■ **JOB**:
Nothing in the records may be left out or altered; reproduce them all exactly.

>> START ENTRIES SHOWN

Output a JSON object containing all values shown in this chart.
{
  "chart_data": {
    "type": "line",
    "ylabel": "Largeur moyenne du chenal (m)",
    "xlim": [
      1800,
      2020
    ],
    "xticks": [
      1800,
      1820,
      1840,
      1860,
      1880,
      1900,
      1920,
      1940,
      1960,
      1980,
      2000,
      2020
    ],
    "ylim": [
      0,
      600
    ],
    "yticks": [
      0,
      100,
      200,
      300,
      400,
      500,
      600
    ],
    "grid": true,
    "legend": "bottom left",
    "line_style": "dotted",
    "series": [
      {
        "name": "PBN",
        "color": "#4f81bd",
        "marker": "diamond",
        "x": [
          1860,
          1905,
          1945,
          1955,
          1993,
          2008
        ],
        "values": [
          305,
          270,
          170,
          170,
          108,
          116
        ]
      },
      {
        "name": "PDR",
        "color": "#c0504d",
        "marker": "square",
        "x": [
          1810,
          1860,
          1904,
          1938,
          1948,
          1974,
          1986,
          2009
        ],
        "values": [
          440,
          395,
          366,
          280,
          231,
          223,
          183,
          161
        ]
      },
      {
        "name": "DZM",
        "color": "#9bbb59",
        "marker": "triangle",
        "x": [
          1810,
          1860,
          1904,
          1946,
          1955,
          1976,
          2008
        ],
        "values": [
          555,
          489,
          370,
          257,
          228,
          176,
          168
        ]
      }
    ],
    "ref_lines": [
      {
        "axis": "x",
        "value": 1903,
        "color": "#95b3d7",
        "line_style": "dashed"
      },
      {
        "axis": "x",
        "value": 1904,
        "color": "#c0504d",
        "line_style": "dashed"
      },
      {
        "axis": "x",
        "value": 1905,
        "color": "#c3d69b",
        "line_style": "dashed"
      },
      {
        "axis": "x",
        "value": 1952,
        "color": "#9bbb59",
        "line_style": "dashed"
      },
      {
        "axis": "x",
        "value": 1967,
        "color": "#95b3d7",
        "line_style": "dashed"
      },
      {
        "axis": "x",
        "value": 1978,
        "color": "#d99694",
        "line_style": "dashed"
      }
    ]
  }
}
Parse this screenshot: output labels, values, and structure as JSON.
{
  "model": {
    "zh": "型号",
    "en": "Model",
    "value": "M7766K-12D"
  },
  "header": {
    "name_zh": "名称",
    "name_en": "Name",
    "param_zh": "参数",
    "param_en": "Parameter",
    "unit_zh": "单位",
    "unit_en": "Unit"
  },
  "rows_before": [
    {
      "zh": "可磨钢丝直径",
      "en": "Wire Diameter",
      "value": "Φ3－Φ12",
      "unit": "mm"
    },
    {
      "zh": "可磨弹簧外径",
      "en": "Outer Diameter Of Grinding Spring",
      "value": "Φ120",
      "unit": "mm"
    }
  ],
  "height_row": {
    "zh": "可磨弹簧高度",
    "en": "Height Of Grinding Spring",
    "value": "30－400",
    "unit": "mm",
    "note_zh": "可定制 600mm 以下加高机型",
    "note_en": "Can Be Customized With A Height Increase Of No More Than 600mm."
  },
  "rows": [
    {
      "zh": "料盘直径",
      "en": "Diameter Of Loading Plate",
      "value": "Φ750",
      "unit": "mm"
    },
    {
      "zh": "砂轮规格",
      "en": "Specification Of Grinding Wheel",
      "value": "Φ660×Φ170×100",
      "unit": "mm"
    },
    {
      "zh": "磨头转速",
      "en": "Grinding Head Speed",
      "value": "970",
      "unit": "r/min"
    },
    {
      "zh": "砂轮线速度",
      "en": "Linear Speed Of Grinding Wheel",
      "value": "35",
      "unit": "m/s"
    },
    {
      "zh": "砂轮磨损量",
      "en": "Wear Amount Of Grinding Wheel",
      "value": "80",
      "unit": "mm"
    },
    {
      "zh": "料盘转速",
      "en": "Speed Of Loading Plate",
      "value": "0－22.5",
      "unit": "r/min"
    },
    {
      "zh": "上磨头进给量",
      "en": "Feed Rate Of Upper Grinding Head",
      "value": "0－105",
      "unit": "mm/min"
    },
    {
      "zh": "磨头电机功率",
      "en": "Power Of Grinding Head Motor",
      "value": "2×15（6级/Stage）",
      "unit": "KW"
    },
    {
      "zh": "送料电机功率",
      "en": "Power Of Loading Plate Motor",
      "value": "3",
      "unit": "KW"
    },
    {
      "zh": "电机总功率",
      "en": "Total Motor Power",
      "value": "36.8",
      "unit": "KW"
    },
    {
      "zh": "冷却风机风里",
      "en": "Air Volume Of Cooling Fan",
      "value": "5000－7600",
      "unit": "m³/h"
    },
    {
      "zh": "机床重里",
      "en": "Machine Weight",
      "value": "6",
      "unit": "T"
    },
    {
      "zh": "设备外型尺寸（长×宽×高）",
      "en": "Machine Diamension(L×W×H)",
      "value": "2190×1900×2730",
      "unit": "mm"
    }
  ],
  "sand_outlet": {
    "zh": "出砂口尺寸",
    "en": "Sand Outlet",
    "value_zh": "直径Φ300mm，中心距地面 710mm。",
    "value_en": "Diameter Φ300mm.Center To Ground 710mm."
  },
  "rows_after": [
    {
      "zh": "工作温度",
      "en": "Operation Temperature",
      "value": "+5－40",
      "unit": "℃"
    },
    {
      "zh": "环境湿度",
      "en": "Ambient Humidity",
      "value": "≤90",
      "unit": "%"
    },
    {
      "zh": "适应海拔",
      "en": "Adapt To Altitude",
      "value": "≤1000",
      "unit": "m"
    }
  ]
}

>> END ENTRIES SHOWN

■ **EXERCISE RESULT**:
Output a JSON object containing all values shown in this chart.
{
  "chart_data": {
    "type": "line",
    "ylabel": "Largeur moyenne du chenal (m)",
    "xlim": [
      1800,
      2020
    ],
    "xticks": [
      1800,
      1820,
      1840,
      1860,
      1880,
      1900,
      1920,
      1940,
      1960,
      1980,
      2000,
      2020
    ],
    "ylim": [
      0,
      600
    ],
    "yticks": [
      0,
      100,
      200,
      300,
      400,
      500,
      600
    ],
    "grid": true,
    "legend": "bottom left",
    "line_style": "dotted",
    "series": [
      {
        "name": "PBN",
        "color": "#4f81bd",
        "marker": "diamond",
        "x": [
          1860,
          1905,
          1945,
          1955,
          1993,
          2008
        ],
        "values": [
          305,
          270,
          170,
          170,
          108,
          116
        ]
      },
      {
        "name": "PDR",
        "color": "#c0504d",
        "marker": "square",
        "x": [
          1810,
          1860,
          1904,
          1938,
          1948,
          1974,
          1986,
          2009
        ],
        "values": [
          440,
          395,
          366,
          280,
          231,
          223,
          183,
          161
        ]
      },
      {
        "name": "DZM",
        "color": "#9bbb59",
        "marker": "triangle",
        "x": [
          1810,
          1860,
          1904,
          1946,
          1955,
          1976,
          2008
        ],
        "values": [
          555,
          489,
          370,
          257,
          228,
          176,
          168
        ]
      }
    ],
    "ref_lines": [
      {
        "axis": "x",
        "value": 1903,
        "color": "#95b3d7",
        "line_style": "dashed"
      },
      {
        "axis": "x",
        "value": 1904,
        "color": "#c0504d",
        "line_style": "dashed"
      },
      {
        "axis": "x",
        "value": 1905,
        "color": "#c3d69b",
        "line_style": "dashed"
      },
      {
        "axis": "x",
        "value": 1952,
        "color": "#9bbb59",
        "line_style": "dashed"
      },
      {
        "axis": "x",
        "value": 1967,
        "color": "#95b3d7",
        "line_style": "dashed"
      },
      {
        "axis": "x",
        "value": 1978,
        "color": "#d99694",
        "line_style": "dashed"
      }
    ]
  }
}
Parse this screenshot: output labels, values, and structure as JSON.
{
  "model": {
    "zh": "型号",
    "en": "Model",
    "value": "M7766K-12D"
  },
  "header": {
    "name_zh": "名称",
    "name_en": "Name",
    "param_zh": "参数",
    "param_en": "Parameter",
    "unit_zh": "单位",
    "unit_en": "Unit"
  },
  "rows_before": [
    {
      "zh": "可磨钢丝直径",
      "en": "Wire Diameter",
      "value": "Φ3－Φ12",
      "unit": "mm"
    },
    {
      "zh": "可磨弹簧外径",
      "en": "Outer Diameter Of Grinding Spring",
      "value": "Φ120",
      "unit": "mm"
    }
  ],
  "height_row": {
    "zh": "可磨弹簧高度",
    "en": "Height Of Grinding Spring",
    "value": "30－400",
    "unit": "mm",
    "note_zh": "可定制 600mm 以下加高机型",
    "note_en": "Can Be Customized With A Height Increase Of No More Than 600mm."
  },
  "rows": [
    {
      "zh": "料盘直径",
      "en": "Diameter Of Loading Plate",
      "value": "Φ750",
      "unit": "mm"
    },
    {
      "zh": "砂轮规格",
      "en": "Specification Of Grinding Wheel",
      "value": "Φ660×Φ170×100",
      "unit": "mm"
    },
    {
      "zh": "磨头转速",
      "en": "Grinding Head Speed",
      "value": "970",
      "unit": "r/min"
    },
    {
      "zh": "砂轮线速度",
      "en": "Linear Speed Of Grinding Wheel",
      "value": "35",
      "unit": "m/s"
    },
    {
      "zh": "砂轮磨损量",
      "en": "Wear Amount Of Grinding Wheel",
      "value": "80",
      "unit": "mm"
    },
    {
      "zh": "料盘转速",
      "en": "Speed Of Loading Plate",
      "value": "0－22.5",
      "unit": "r/min"
    },
    {
      "zh": "上磨头进给量",
      "en": "Feed Rate Of Upper Grinding Head",
      "value": "0－105",
      "unit": "mm/min"
    },
    {
      "zh": "磨头电机功率",
      "en": "Power Of Grinding Head Motor",
      "value": "2×15（6级/Stage）",
      "unit": "KW"
    },
    {
      "zh": "送料电机功率",
      "en": "Power Of Loading Plate Motor",
      "value": "3",
      "unit": "KW"
    },
    {
      "zh": "电机总功率",
      "en": "Total Motor Power",
      "value": "36.8",
      "unit": "KW"
    },
    {
      "zh": "冷却风机风里",
      "en": "Air Volume Of Cooling Fan",
      "value": "5000－7600",
      "unit": "m³/h"
    },
    {
      "zh": "机床重里",
      "en": "Machine Weight",
      "value": "6",
      "unit": "T"
    },
    {
      "zh": "设备外型尺寸（长×宽×高）",
      "en": "Machine Diamension(L×W×H)",
      "value": "2190×1900×2730",
      "unit": "mm"
    }
  ],
  "sand_outlet": {
    "zh": "出砂口尺寸",
    "en": "Sand Outlet",
    "value_zh": "直径Φ300mm，中心距地面 710mm。",
    "value_en": "Diameter Φ300mm.Center To Ground 710mm."
  },
  "rows_after": [
    {
      "zh": "工作温度",
      "en": "Operation Temperature",
      "value": "+5－40",
      "unit": "℃"
    },
    {
      "zh": "环境湿度",
      "en": "Ambient Humidity",
      "value": "≤90",
      "unit": "%"
    },
    {
      "zh": "适应海拔",
      "en": "Adapt To Altitude",
      "value": "≤1000",
      "unit": "m"
    }
  ]
}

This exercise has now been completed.